Exercise task: Copy every line of the material below word for word.

Material shown:

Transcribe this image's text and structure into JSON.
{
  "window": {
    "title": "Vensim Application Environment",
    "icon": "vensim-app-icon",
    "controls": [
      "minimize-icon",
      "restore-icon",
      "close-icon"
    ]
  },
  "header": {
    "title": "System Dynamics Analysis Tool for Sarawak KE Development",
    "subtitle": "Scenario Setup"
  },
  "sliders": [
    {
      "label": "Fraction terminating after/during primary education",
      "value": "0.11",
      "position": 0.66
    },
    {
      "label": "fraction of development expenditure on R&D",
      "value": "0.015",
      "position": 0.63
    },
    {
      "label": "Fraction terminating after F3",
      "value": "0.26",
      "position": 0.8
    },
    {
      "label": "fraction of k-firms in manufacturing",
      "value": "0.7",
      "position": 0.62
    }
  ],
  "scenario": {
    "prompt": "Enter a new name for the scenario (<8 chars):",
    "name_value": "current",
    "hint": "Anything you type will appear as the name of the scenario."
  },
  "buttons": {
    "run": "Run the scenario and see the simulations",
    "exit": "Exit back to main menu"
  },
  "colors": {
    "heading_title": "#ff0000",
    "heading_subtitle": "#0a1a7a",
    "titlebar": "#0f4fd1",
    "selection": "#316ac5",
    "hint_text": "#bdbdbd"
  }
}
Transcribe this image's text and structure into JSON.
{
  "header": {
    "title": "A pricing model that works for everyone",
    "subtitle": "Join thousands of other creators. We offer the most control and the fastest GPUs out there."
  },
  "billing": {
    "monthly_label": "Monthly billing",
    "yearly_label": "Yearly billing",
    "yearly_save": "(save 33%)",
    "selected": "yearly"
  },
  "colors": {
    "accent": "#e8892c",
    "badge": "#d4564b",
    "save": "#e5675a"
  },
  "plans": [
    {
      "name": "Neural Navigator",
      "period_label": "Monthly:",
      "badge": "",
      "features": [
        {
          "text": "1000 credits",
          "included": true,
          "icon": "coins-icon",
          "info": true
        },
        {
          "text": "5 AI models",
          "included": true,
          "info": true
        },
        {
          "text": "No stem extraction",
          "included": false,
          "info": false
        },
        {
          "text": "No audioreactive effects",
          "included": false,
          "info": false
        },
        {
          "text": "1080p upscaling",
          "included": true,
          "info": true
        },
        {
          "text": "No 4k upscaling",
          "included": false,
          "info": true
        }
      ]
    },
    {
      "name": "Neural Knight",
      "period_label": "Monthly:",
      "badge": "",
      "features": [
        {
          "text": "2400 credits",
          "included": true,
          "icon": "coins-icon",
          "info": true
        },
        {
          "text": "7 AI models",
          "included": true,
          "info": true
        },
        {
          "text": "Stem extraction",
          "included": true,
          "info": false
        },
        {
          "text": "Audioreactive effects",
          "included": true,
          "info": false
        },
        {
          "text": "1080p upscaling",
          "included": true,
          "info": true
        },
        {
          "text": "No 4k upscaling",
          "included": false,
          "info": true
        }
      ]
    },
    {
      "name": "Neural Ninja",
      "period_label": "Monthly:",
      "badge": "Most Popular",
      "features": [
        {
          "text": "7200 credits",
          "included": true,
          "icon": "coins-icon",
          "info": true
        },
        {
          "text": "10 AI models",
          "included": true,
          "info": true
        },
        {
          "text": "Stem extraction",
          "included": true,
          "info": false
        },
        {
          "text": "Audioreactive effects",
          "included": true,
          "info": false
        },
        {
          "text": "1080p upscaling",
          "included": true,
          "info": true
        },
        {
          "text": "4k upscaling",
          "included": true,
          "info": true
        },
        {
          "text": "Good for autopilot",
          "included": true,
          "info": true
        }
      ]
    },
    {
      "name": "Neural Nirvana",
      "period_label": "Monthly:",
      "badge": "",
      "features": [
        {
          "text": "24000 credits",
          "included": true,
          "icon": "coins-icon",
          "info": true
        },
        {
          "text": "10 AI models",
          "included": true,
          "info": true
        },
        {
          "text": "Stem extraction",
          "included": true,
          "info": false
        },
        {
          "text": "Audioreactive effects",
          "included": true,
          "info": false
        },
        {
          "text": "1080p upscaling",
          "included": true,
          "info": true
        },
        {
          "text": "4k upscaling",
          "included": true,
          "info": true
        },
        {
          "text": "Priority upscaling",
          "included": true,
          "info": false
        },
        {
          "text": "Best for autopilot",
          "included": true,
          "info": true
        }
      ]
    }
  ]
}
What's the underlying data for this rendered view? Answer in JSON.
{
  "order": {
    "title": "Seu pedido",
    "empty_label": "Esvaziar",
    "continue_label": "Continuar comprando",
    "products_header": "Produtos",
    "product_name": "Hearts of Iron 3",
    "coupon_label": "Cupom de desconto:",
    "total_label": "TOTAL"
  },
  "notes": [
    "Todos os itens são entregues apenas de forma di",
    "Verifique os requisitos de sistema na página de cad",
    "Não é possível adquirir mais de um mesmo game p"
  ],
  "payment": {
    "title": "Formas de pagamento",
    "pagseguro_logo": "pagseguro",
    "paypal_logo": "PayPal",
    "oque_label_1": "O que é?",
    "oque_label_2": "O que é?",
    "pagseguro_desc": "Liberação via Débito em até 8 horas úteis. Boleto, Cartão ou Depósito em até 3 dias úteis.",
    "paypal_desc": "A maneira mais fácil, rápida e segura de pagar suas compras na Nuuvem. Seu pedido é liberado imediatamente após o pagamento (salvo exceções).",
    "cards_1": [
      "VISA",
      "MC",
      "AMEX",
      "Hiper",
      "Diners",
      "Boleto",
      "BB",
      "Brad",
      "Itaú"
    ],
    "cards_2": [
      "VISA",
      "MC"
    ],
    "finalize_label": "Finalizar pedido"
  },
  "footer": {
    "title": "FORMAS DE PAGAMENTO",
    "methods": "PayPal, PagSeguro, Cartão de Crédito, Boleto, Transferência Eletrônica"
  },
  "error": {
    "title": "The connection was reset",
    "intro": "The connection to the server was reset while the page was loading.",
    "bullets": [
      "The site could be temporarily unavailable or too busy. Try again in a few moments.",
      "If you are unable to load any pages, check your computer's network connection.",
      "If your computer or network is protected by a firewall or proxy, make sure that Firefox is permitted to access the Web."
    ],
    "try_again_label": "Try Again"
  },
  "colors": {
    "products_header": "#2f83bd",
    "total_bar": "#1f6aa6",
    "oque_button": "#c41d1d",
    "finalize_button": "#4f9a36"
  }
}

Result:
Transcribe this image's text and structure into JSON.
{
  "window": {
    "title": "Vensim Application Environment",
    "icon": "vensim-app-icon",
    "controls": [
      "minimize-icon",
      "restore-icon",
      "close-icon"
    ]
  },
  "header": {
    "title": "System Dynamics Analysis Tool for Sarawak KE Development",
    "subtitle": "Scenario Setup"
  },
  "sliders": [
    {
      "label": "Fraction terminating after/during primary education",
      "value": "0.11",
      "position": 0.66
    },
    {
      "label": "fraction of development expenditure on R&D",
      "value": "0.015",
      "position": 0.63
    },
    {
      "label": "Fraction terminating after F3",
      "value": "0.26",
      "position": 0.8
    },
    {
      "label": "fraction of k-firms in manufacturing",
      "value": "0.7",
      "position": 0.62
    }
  ],
  "scenario": {
    "prompt": "Enter a new name for the scenario (<8 chars):",
    "name_value": "current",
    "hint": "Anything you type will appear as the name of the scenario."
  },
  "buttons": {
    "run": "Run the scenario and see the simulations",
    "exit": "Exit back to main menu"
  },
  "colors": {
    "heading_title": "#ff0000",
    "heading_subtitle": "#0a1a7a",
    "titlebar": "#0f4fd1",
    "selection": "#316ac5",
    "hint_text": "#bdbdbd"
  }
}
Transcribe this image's text and structure into JSON.
{
  "header": {
    "title": "A pricing model that works for everyone",
    "subtitle": "Join thousands of other creators. We offer the most control and the fastest GPUs out there."
  },
  "billing": {
    "monthly_label": "Monthly billing",
    "yearly_label": "Yearly billing",
    "yearly_save": "(save 33%)",
    "selected": "yearly"
  },
  "colors": {
    "accent": "#e8892c",
    "badge": "#d4564b",
    "save": "#e5675a"
  },
  "plans": [
    {
      "name": "Neural Navigator",
      "period_label": "Monthly:",
      "badge": "",
      "features": [
        {
          "text": "1000 credits",
          "included": true,
          "icon": "coins-icon",
          "info": true
        },
        {
          "text": "5 AI models",
          "included": true,
          "info": true
        },
        {
          "text": "No stem extraction",
          "included": false,
          "info": false
        },
        {
          "text": "No audioreactive effects",
          "included": false,
          "info": false
        },
        {
          "text": "1080p upscaling",
          "included": true,
          "info": true
        },
        {
          "text": "No 4k upscaling",
          "included": false,
          "info": true
        }
      ]
    },
    {
      "name": "Neural Knight",
      "period_label": "Monthly:",
      "badge": "",
      "features": [
        {
          "text": "2400 credits",
          "included": true,
          "icon": "coins-icon",
          "info": true
        },
        {
          "text": "7 AI models",
          "included": true,
          "info": true
        },
        {
          "text": "Stem extraction",
          "included": true,
          "info": false
        },
        {
          "text": "Audioreactive effects",
          "included": true,
          "info": false
        },
        {
          "text": "1080p upscaling",
          "included": true,
          "info": true
        },
        {
          "text": "No 4k upscaling",
          "included": false,
          "info": true
        }
      ]
    },
    {
      "name": "Neural Ninja",
      "period_label": "Monthly:",
      "badge": "Most Popular",
      "features": [
        {
          "text": "7200 credits",
          "included": true,
          "icon": "coins-icon",
          "info": true
        },
        {
          "text": "10 AI models",
          "included": true,
          "info": true
        },
        {
          "text": "Stem extraction",
          "included": true,
          "info": false
        },
        {
          "text": "Audioreactive effects",
          "included": true,
          "info": false
        },
        {
          "text": "1080p upscaling",
          "included": true,
          "info": true
        },
        {
          "text": "4k upscaling",
          "included": true,
          "info": true
        },
        {
          "text": "Good for autopilot",
          "included": true,
          "info": true
        }
      ]
    },
    {
      "name": "Neural Nirvana",
      "period_label": "Monthly:",
      "badge": "",
      "features": [
        {
          "text": "24000 credits",
          "included": true,
          "icon": "coins-icon",
          "info": true
        },
        {
          "text": "10 AI models",
          "included": true,
          "info": true
        },
        {
          "text": "Stem extraction",
          "included": true,
          "info": false
        },
        {
          "text": "Audioreactive effects",
          "included": true,
          "info": false
        },
        {
          "text": "1080p upscaling",
          "included": true,
          "info": true
        },
        {
          "text": "4k upscaling",
          "included": true,
          "info": true
        },
        {
          "text": "Priority upscaling",
          "included": true,
          "info": false
        },
        {
          "text": "Best for autopilot",
          "included": true,
          "info": true
        }
      ]
    }
  ]
}
What's the underlying data for this rendered view? Answer in JSON.
{
  "order": {
    "title": "Seu pedido",
    "empty_label": "Esvaziar",
    "continue_label": "Continuar comprando",
    "products_header": "Produtos",
    "product_name": "Hearts of Iron 3",
    "coupon_label": "Cupom de desconto:",
    "total_label": "TOTAL"
  },
  "notes": [
    "Todos os itens são entregues apenas de forma di",
    "Verifique os requisitos de sistema na página de cad",
    "Não é possível adquirir mais de um mesmo game p"
  ],
  "payment": {
    "title": "Formas de pagamento",
    "pagseguro_logo": "pagseguro",
    "paypal_logo": "PayPal",
    "oque_label_1": "O que é?",
    "oque_label_2": "O que é?",
    "pagseguro_desc": "Liberação via Débito em até 8 horas úteis. Boleto, Cartão ou Depósito em até 3 dias úteis.",
    "paypal_desc": "A maneira mais fácil, rápida e segura de pagar suas compras na Nuuvem. Seu pedido é liberado imediatamente após o pagamento (salvo exceções).",
    "cards_1": [
      "VISA",
      "MC",
      "AMEX",
      "Hiper",
      "Diners",
      "Boleto",
      "BB",
      "Brad",
      "Itaú"
    ],
    "cards_2": [
      "VISA",
      "MC"
    ],
    "finalize_label": "Finalizar pedido"
  },
  "footer": {
    "title": "FORMAS DE PAGAMENTO",
    "methods": "PayPal, PagSeguro, Cartão de Crédito, Boleto, Transferência Eletrônica"
  },
  "error": {
    "title": "The connection was reset",
    "intro": "The connection to the server was reset while the page was loading.",
    "bullets": [
      "The site could be temporarily unavailable or too busy. Try again in a few moments.",
      "If you are unable to load any pages, check your computer's network connection.",
      "If your computer or network is protected by a firewall or proxy, make sure that Firefox is permitted to access the Web."
    ],
    "try_again_label": "Try Again"
  },
  "colors": {
    "products_header": "#2f83bd",
    "total_bar": "#1f6aa6",
    "oque_button": "#c41d1d",
    "finalize_button": "#4f9a36"
  }
}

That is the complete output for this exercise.